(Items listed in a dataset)
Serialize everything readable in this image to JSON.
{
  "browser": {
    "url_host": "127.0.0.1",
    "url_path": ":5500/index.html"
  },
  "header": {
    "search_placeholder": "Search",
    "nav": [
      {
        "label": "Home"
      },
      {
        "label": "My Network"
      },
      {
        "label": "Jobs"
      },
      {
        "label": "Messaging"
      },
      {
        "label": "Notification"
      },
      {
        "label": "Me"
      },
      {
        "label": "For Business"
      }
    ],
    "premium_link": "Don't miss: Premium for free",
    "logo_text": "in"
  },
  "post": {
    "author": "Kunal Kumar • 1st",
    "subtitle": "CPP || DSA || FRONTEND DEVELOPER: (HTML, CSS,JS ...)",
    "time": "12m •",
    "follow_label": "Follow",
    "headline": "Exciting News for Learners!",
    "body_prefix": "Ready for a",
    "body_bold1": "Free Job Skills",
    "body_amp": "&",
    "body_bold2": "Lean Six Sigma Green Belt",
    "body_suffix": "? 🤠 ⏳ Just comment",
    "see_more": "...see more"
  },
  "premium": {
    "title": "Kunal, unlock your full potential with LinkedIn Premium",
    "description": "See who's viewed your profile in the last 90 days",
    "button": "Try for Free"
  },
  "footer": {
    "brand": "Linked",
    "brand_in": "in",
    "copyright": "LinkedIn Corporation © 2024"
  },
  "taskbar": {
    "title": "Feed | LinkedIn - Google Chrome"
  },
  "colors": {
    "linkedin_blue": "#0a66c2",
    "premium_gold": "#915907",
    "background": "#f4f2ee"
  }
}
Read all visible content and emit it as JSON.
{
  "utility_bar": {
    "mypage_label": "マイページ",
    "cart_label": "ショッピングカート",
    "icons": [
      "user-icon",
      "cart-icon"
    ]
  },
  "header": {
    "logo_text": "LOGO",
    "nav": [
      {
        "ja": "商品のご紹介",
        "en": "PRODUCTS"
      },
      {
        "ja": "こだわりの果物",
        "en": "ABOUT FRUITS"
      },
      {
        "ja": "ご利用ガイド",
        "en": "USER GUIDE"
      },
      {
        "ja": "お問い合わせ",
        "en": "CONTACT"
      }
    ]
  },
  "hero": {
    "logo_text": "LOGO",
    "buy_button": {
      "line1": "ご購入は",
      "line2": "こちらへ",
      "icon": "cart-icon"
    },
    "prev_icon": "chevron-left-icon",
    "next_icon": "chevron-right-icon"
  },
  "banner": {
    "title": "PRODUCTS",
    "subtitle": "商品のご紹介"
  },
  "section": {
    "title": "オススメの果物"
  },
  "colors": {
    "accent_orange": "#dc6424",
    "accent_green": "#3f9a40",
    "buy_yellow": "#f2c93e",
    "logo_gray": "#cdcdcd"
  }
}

Objective:
Beginning at the line containing "Read all visible content and emit it as JSON.", repeat each line exactly through the last line of the entries, and include no other lines.

Solution:
Read all visible content and emit it as JSON.
{
  "utility_bar": {
    "mypage_label": "マイページ",
    "cart_label": "ショッピングカート",
    "icons": [
      "user-icon",
      "cart-icon"
    ]
  },
  "header": {
    "logo_text": "LOGO",
    "nav": [
      {
        "ja": "商品のご紹介",
        "en": "PRODUCTS"
      },
      {
        "ja": "こだわりの果物",
        "en": "ABOUT FRUITS"
      },
      {
        "ja": "ご利用ガイド",
        "en": "USER GUIDE"
      },
      {
        "ja": "お問い合わせ",
        "en": "CONTACT"
      }
    ]
  },
  "hero": {
    "logo_text": "LOGO",
    "buy_button": {
      "line1": "ご購入は",
      "line2": "こちらへ",
      "icon": "cart-icon"
    },
    "prev_icon": "chevron-left-icon",
    "next_icon": "chevron-right-icon"
  },
  "banner": {
    "title": "PRODUCTS",
    "subtitle": "商品のご紹介"
  },
  "section": {
    "title": "オススメの果物"
  },
  "colors": {
    "accent_orange": "#dc6424",
    "accent_green": "#3f9a40",
    "buy_yellow": "#f2c93e",
    "logo_gray": "#cdcdcd"
  }
}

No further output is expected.